# Material provided:
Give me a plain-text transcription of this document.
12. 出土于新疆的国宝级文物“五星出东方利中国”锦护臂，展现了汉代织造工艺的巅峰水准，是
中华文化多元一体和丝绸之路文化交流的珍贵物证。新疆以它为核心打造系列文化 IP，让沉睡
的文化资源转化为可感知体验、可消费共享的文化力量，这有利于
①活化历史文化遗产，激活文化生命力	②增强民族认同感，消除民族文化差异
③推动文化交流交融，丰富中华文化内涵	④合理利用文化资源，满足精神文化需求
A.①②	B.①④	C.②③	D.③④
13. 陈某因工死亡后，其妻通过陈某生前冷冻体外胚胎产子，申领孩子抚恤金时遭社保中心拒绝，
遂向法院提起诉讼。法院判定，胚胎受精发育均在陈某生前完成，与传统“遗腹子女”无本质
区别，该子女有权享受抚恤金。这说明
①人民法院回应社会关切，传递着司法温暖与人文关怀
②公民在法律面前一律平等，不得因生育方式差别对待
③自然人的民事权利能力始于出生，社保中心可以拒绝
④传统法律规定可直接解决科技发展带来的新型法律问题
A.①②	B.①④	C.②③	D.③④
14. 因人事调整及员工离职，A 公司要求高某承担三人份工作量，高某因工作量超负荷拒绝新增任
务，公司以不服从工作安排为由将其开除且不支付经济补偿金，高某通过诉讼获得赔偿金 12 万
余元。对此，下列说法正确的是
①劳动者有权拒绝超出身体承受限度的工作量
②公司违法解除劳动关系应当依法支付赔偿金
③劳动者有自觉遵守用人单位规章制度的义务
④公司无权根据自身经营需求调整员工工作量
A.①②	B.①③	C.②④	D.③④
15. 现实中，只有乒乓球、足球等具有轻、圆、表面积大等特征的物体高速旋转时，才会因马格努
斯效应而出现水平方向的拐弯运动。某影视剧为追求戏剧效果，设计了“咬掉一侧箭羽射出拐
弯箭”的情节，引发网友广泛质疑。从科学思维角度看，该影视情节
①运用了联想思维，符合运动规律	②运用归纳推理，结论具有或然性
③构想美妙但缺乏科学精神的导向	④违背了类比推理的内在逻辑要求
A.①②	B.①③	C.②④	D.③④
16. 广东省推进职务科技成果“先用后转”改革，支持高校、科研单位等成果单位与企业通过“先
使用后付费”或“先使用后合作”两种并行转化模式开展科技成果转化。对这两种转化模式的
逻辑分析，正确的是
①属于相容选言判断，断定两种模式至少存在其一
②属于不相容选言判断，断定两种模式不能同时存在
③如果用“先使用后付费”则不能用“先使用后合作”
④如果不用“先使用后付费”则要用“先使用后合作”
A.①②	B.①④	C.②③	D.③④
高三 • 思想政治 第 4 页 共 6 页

# Goal:
Give the number of lines where the string "先使用后合作" occurs, without any further text.

# Task result:
3